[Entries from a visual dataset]
↓↓↓
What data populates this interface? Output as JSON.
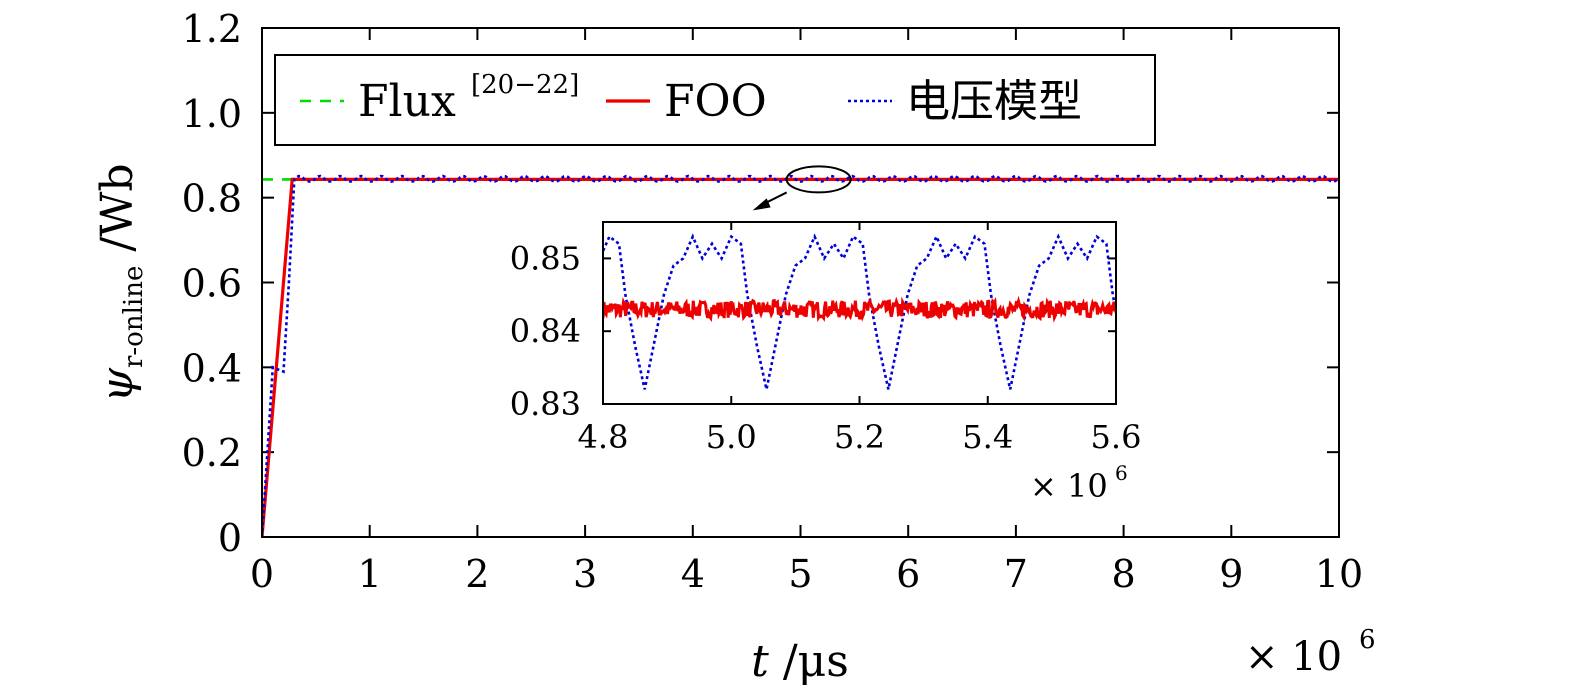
{
  "chart_data": [
    {
      "id": "main",
      "type": "line",
      "xlabel_var": "t",
      "xlabel_unit": " /μs",
      "x_multiplier": "× 10",
      "x_multiplier_exp": "6",
      "ylabel_var": "ψ",
      "ylabel_sub": "r-online",
      "ylabel_unit": " /Wb",
      "xlim": [
        0,
        10
      ],
      "ylim": [
        0,
        1.2
      ],
      "xticks": [
        0,
        1,
        2,
        3,
        4,
        5,
        6,
        7,
        8,
        9,
        10
      ],
      "xtick_labels": [
        "0",
        "1",
        "2",
        "3",
        "4",
        "5",
        "6",
        "7",
        "8",
        "9",
        "10"
      ],
      "yticks": [
        0,
        0.2,
        0.4,
        0.6,
        0.8,
        1.0,
        1.2
      ],
      "ytick_labels": [
        "0",
        "0.2",
        "0.4",
        "0.6",
        "0.8",
        "1.0",
        "1.2"
      ],
      "legend": {
        "placement": "top-left",
        "entries": [
          {
            "name": "Flux",
            "superscript": "[20−22]",
            "color": "#00dd00",
            "style": "dashed"
          },
          {
            "name": "FOO",
            "superscript": "",
            "color": "#ee0000",
            "style": "solid"
          },
          {
            "name": "电压模型",
            "superscript": "",
            "color": "#0000dd",
            "style": "dotted"
          }
        ]
      },
      "series": [
        {
          "name": "Flux",
          "color": "#00dd00",
          "style": "dashed",
          "x": [
            0,
            0.28,
            10
          ],
          "y": [
            0.843,
            0.843,
            0.843
          ]
        },
        {
          "name": "FOO",
          "color": "#ee0000",
          "style": "solid",
          "x": [
            0,
            0.28,
            10
          ],
          "y": [
            0,
            0.843,
            0.843
          ]
        },
        {
          "name": "电压模型",
          "color": "#0000dd",
          "style": "dotted",
          "x": [
            0,
            0.1,
            0.2,
            0.25,
            0.3,
            10
          ],
          "y": [
            0,
            0.4,
            0.39,
            0.6,
            0.85,
            0.843
          ],
          "oscillation": {
            "amplitude": 0.008,
            "period": 0.19,
            "from_x": 0.3
          }
        }
      ],
      "annotation": {
        "type": "ellipse-with-arrow",
        "x": 5.15,
        "y": 0.843
      }
    },
    {
      "id": "inset",
      "type": "line",
      "x_multiplier": "× 10",
      "x_multiplier_exp": "6",
      "xlim": [
        4.8,
        5.6
      ],
      "ylim": [
        0.83,
        0.855
      ],
      "xticks": [
        4.8,
        5.0,
        5.2,
        5.4,
        5.6
      ],
      "xtick_labels": [
        "4.8",
        "5.0",
        "5.2",
        "5.4",
        "5.6"
      ],
      "yticks": [
        0.83,
        0.84,
        0.85
      ],
      "ytick_labels": [
        "0.83",
        "0.84",
        "0.85"
      ],
      "series": [
        {
          "name": "电压模型",
          "color": "#0000dd",
          "style": "dotted",
          "period": 0.19,
          "x_first_min": 4.865,
          "shape_x": [
            0,
            0.03,
            0.045,
            0.06,
            0.075,
            0.09,
            0.105,
            0.12,
            0.135,
            0.15,
            0.16,
            0.175,
            0.19
          ],
          "shape_y": [
            0.832,
            0.845,
            0.849,
            0.85,
            0.853,
            0.85,
            0.852,
            0.85,
            0.853,
            0.852,
            0.845,
            0.838,
            0.832
          ]
        },
        {
          "name": "FOO",
          "color": "#ee0000",
          "style": "solid",
          "mean": 0.843,
          "noise": 0.0012
        }
      ]
    }
  ]
}
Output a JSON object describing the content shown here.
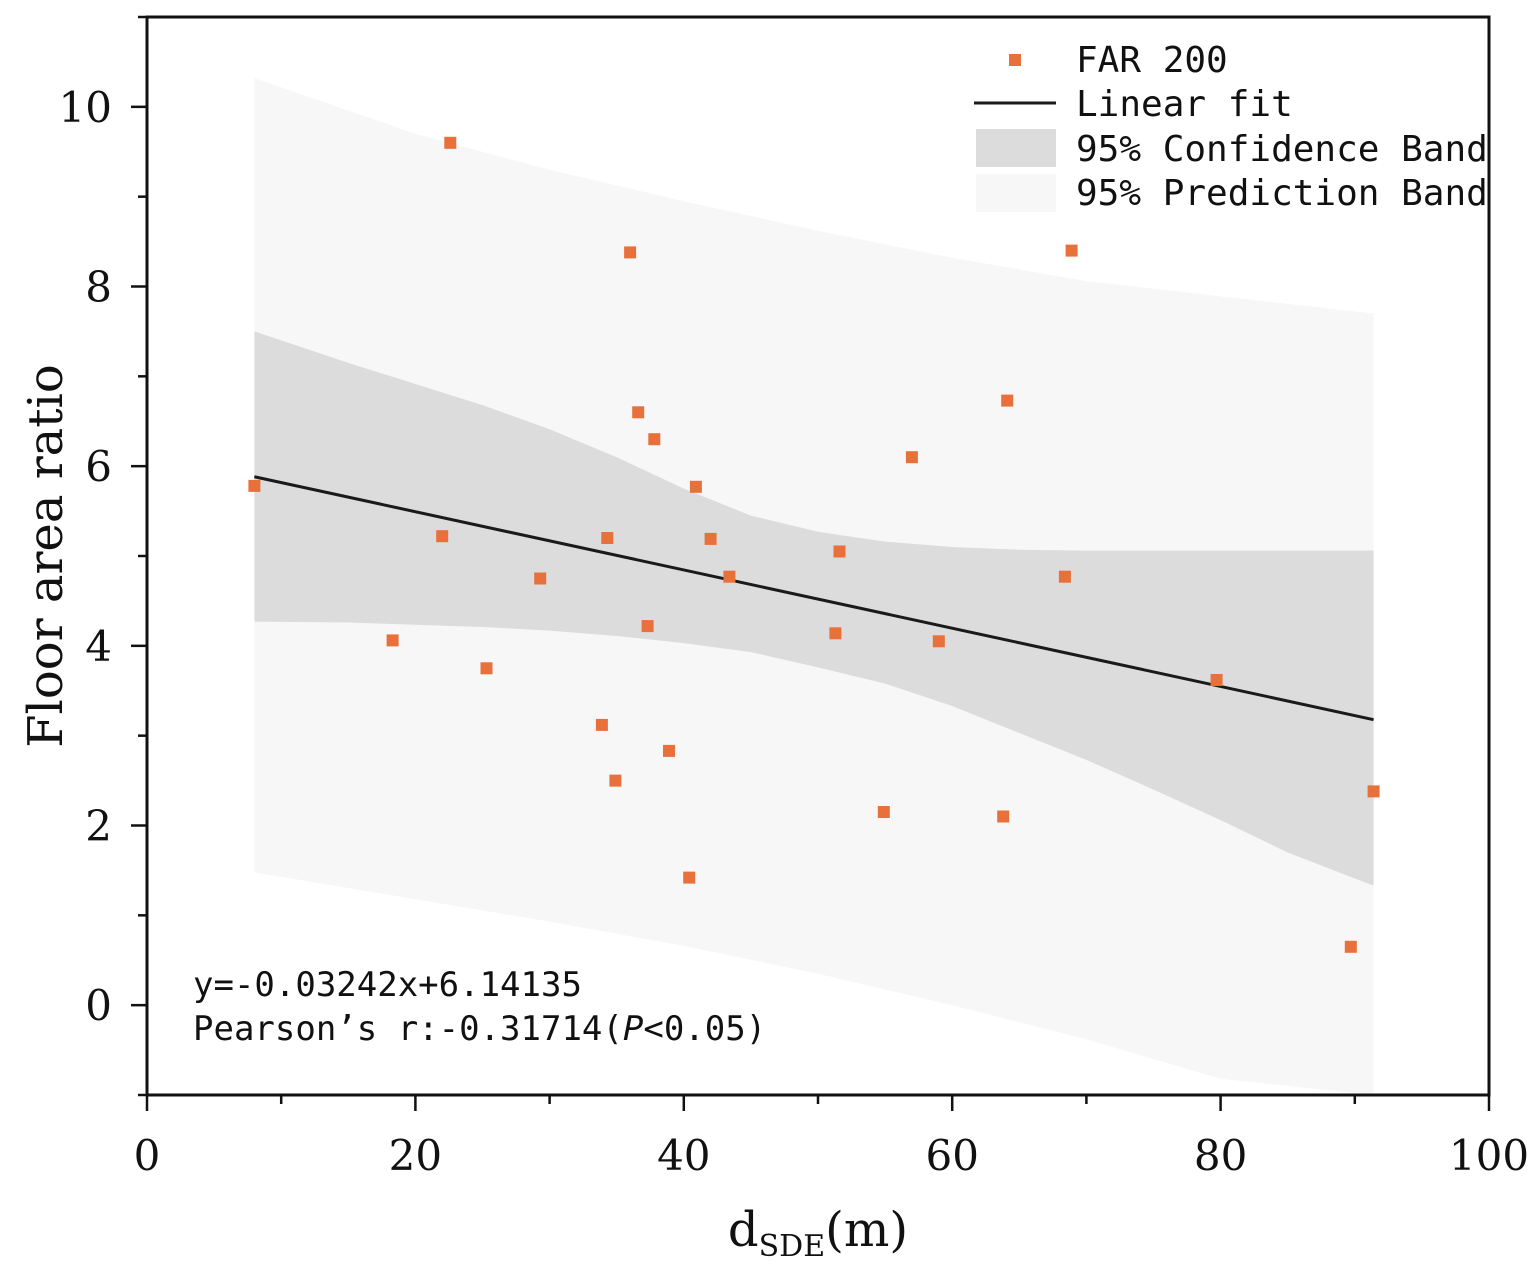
{
  "chart_data": {
    "type": "scatter",
    "title": "",
    "xlabel_main": "d",
    "xlabel_sub": "SDE",
    "xlabel_unit": "(m)",
    "ylabel": "Floor area ratio",
    "xlim": [
      0,
      100
    ],
    "ylim": [
      -1,
      11
    ],
    "xticks": [
      0,
      20,
      40,
      60,
      80,
      100
    ],
    "xtick_labels": [
      "0",
      "20",
      "40",
      "60",
      "80",
      "100"
    ],
    "yticks": [
      0,
      2,
      4,
      6,
      8,
      10
    ],
    "ytick_labels": [
      "0",
      "2",
      "4",
      "6",
      "8",
      "10"
    ],
    "grid": false,
    "legend_position": "top-right",
    "legend": {
      "scatter_label": "FAR 200",
      "fit_label": "Linear fit",
      "confidence_label": "95% Confidence Band",
      "prediction_label": "95% Prediction Band"
    },
    "colors": {
      "points": "#e8703a",
      "fit_line": "#1a1a1a",
      "confidence_band": "#dcdcdc",
      "prediction_band": "#f7f7f7"
    },
    "series": [
      {
        "name": "FAR 200",
        "x": [
          8.0,
          18.3,
          22.0,
          22.6,
          25.3,
          29.3,
          33.9,
          34.3,
          34.9,
          36.0,
          36.6,
          37.3,
          37.8,
          38.9,
          40.4,
          40.9,
          42.0,
          43.4,
          51.3,
          51.6,
          54.9,
          57.0,
          59.0,
          63.8,
          64.1,
          68.4,
          68.9,
          79.7,
          89.7,
          91.4
        ],
        "y": [
          5.78,
          4.06,
          5.22,
          9.6,
          3.75,
          4.75,
          3.12,
          5.2,
          2.5,
          8.38,
          6.6,
          4.22,
          6.3,
          2.83,
          1.42,
          5.77,
          5.19,
          4.77,
          4.14,
          5.05,
          2.15,
          6.1,
          4.05,
          2.1,
          6.73,
          4.77,
          8.4,
          3.62,
          0.65,
          2.38
        ]
      }
    ],
    "fit": {
      "slope": -0.03242,
      "intercept": 6.14135,
      "x_range": [
        8.0,
        91.4
      ]
    },
    "confidence_band": {
      "x": [
        8,
        15,
        25,
        30,
        35,
        40,
        45,
        50,
        55,
        60,
        65,
        70,
        75,
        80,
        85,
        91.4
      ],
      "lower": [
        4.27,
        4.26,
        4.21,
        4.17,
        4.11,
        4.03,
        3.93,
        3.76,
        3.58,
        3.33,
        3.03,
        2.73,
        2.4,
        2.06,
        1.7,
        1.33
      ],
      "upper": [
        7.5,
        7.15,
        6.68,
        6.41,
        6.1,
        5.75,
        5.45,
        5.27,
        5.16,
        5.1,
        5.07,
        5.06,
        5.06,
        5.06,
        5.06,
        5.06
      ]
    },
    "prediction_band": {
      "x": [
        8,
        20,
        30,
        40,
        50,
        60,
        70,
        80,
        91.4
      ],
      "lower": [
        1.48,
        1.18,
        0.93,
        0.66,
        0.35,
        0.0,
        -0.38,
        -0.82,
        -1.0
      ],
      "upper": [
        10.32,
        9.7,
        9.3,
        8.95,
        8.62,
        8.32,
        8.06,
        7.89,
        7.7
      ]
    },
    "annotations": {
      "equation": "y=-0.03242x+6.14135",
      "pearson_prefix": "Pearson’s r:-0.31714(",
      "pearson_p": "P",
      "pearson_suffix": "<0.05)"
    }
  }
}
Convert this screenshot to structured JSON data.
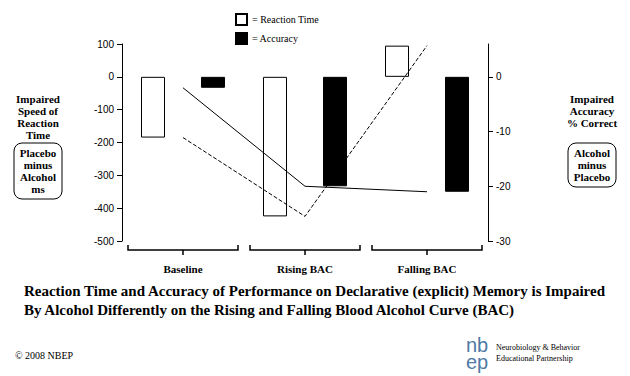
{
  "chart_data": {
    "type": "bar",
    "title": "Reaction Time and Accuracy of Performance on Declarative (explicit) Memory is Impaired\nBy Alcohol Differently on the Rising and Falling Blood Alcohol Curve (BAC)",
    "categories": [
      "Baseline",
      "Rising BAC",
      "Falling BAC"
    ],
    "series": [
      {
        "name": "= Reaction Time",
        "color": "#ffffff",
        "values": [
          -185,
          -425,
          95
        ],
        "line_style": "dashed"
      },
      {
        "name": "= Accuracy",
        "color": "#000000",
        "values": [
          -2,
          -20,
          -21
        ],
        "axis": "y2",
        "line_style": "solid"
      }
    ],
    "ylabel": [
      "Impaired\nSpeed of\nReaction\nTime",
      "Placebo\nminus\nAlcohol\nms"
    ],
    "y2label": [
      "Impaired\nAccuracy\n% Correct",
      "Alcohol\nminus\nPlacebo"
    ],
    "ylim": [
      -500,
      100
    ],
    "yticks": [
      -500,
      -400,
      -300,
      -200,
      -100,
      0,
      100
    ],
    "y2lim": [
      -30,
      6
    ],
    "y2ticks": [
      -30,
      -20,
      -10,
      0
    ],
    "grid": false,
    "legend": "top",
    "annotations": [
      "© 2008 NBEP",
      "nb",
      "ep",
      "Neurobiology & Behavior",
      "Educational Partnership"
    ]
  }
}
↑↑↑
▶ [Problem description] Find the lines containing "JSON" and pull them out.

▶ [Correct result]
What data populates this interface? Output as JSON.
Output a JSON object describing the content shown here.
Convert this screenshot to structured JSON data.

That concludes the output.